## [Task to complete]
Retype the listing below, from the line containing "table-row: Resting (before" up to and including the line containing "cell-trial-1: 100 — [321, 255, 513, 298]". Reproduce each of those lines exactly and include no other lines.

++++ Dataset records

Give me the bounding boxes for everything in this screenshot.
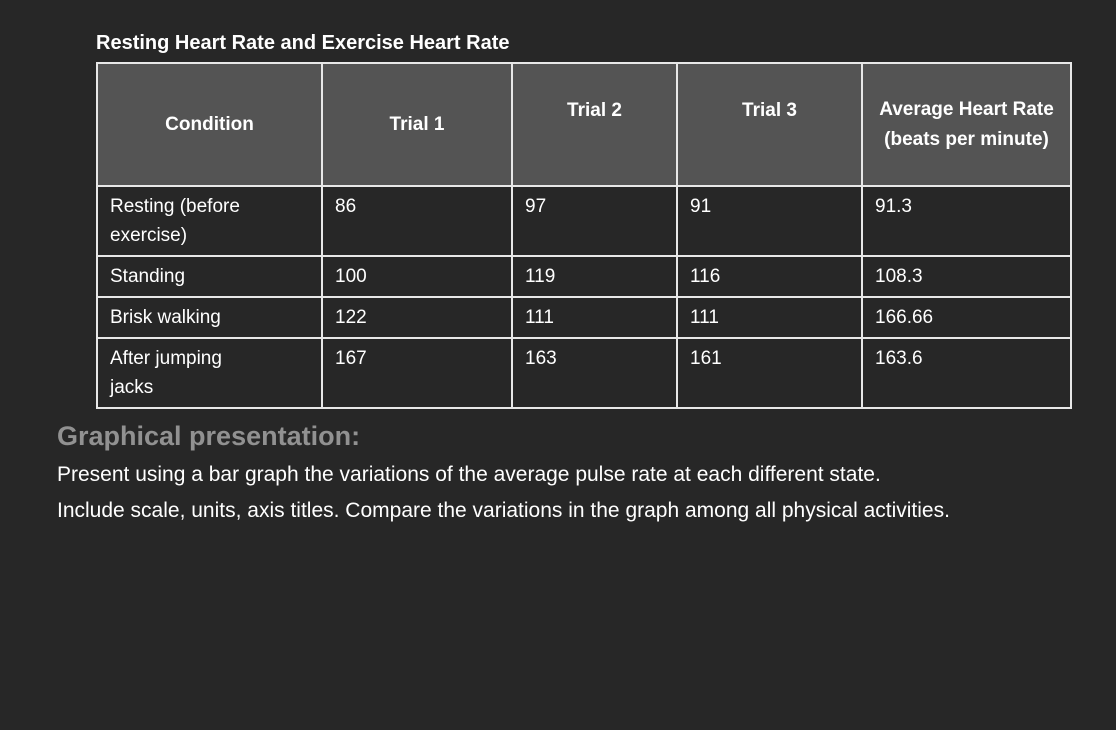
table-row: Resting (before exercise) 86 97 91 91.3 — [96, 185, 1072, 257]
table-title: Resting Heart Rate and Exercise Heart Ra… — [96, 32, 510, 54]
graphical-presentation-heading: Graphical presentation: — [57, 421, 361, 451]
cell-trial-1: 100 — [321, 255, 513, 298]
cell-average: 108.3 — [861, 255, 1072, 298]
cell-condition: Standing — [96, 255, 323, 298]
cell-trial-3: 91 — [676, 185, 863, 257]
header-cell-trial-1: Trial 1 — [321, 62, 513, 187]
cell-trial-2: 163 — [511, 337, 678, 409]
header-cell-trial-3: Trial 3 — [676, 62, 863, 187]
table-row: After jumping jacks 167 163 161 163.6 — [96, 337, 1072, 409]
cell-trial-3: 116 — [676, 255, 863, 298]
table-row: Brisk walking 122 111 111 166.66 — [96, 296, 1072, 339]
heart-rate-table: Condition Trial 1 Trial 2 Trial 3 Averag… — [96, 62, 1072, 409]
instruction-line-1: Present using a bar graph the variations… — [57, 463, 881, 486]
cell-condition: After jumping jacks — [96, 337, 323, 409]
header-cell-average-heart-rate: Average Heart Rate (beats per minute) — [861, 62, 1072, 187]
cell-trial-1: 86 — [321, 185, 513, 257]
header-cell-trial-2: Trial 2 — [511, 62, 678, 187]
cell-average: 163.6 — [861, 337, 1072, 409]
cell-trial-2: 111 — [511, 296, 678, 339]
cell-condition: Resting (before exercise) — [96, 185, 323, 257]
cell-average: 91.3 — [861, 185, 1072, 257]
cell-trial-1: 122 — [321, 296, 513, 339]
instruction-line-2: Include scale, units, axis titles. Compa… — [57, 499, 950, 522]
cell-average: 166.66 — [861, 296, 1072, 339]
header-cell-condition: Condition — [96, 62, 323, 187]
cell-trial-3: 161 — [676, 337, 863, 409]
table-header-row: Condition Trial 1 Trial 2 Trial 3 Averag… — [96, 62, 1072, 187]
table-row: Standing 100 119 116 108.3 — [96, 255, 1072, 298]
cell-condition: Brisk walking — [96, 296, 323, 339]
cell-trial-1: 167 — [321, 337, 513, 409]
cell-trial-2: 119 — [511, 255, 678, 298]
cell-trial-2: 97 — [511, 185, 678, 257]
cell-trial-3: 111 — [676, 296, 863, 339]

++++++++
++++ Dataset records

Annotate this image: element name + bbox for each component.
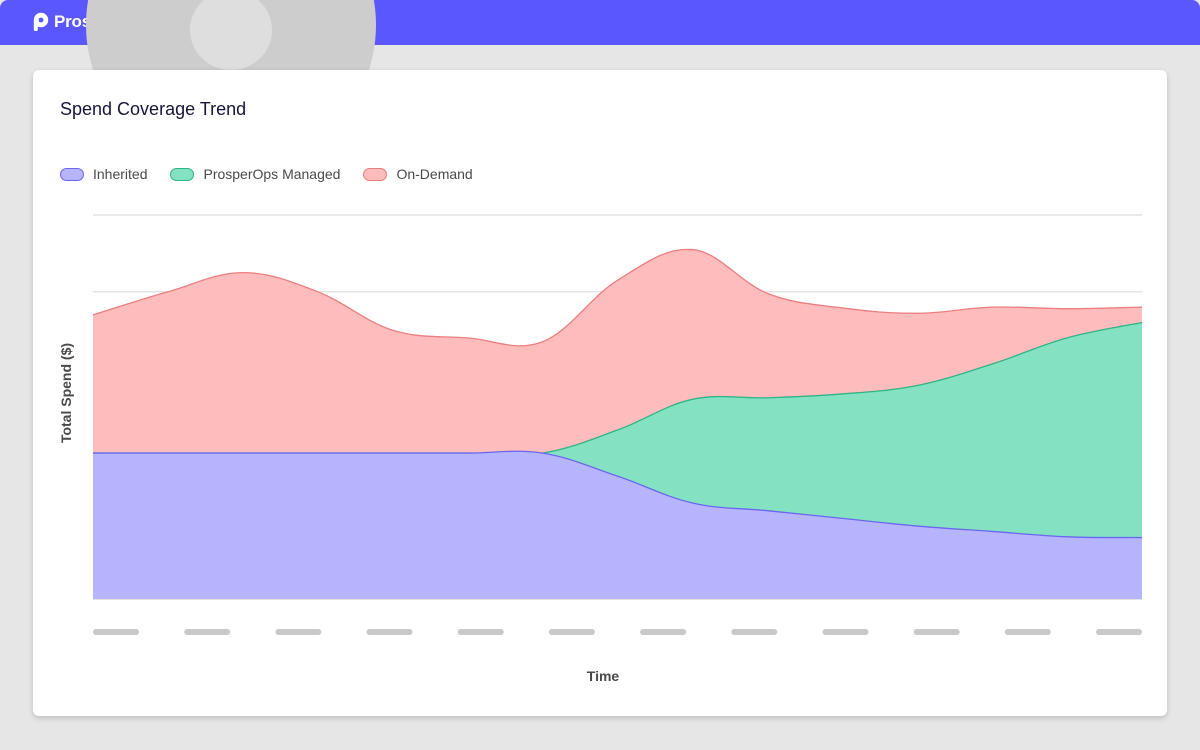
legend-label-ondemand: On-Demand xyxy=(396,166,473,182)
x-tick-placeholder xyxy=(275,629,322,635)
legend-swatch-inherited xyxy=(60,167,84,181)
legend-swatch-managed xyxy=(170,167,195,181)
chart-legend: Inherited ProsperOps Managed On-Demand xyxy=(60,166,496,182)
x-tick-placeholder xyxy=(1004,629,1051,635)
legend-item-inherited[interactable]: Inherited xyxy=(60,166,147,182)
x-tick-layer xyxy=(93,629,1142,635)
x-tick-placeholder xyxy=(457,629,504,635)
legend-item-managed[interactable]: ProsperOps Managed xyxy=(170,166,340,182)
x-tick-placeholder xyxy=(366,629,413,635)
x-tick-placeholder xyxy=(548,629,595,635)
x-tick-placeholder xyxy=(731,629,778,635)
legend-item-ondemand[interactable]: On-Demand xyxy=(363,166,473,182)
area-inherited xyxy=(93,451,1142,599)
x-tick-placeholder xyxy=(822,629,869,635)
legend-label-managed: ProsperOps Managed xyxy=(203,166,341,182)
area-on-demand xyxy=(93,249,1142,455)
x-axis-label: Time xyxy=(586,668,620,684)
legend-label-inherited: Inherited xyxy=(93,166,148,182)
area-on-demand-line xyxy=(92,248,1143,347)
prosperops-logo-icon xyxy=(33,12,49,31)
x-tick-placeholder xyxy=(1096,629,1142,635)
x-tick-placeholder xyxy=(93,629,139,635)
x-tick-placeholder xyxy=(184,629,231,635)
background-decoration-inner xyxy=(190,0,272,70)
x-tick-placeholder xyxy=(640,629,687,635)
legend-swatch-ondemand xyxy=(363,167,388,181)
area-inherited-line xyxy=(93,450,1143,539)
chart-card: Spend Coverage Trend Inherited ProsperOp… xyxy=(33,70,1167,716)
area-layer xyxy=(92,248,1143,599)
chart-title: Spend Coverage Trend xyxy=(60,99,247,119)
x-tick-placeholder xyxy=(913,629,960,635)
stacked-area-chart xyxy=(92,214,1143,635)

++++++++

## [Exercise solution]
table-row: Resting (before exercise) 86 97 91 91.3 — [96, 185, 1072, 257]
table-title: Resting Heart Rate and Exercise Heart Ra… — [96, 32, 510, 54]
graphical-presentation-heading: Graphical presentation: — [57, 421, 361, 451]
cell-trial-1: 100 — [321, 255, 513, 298]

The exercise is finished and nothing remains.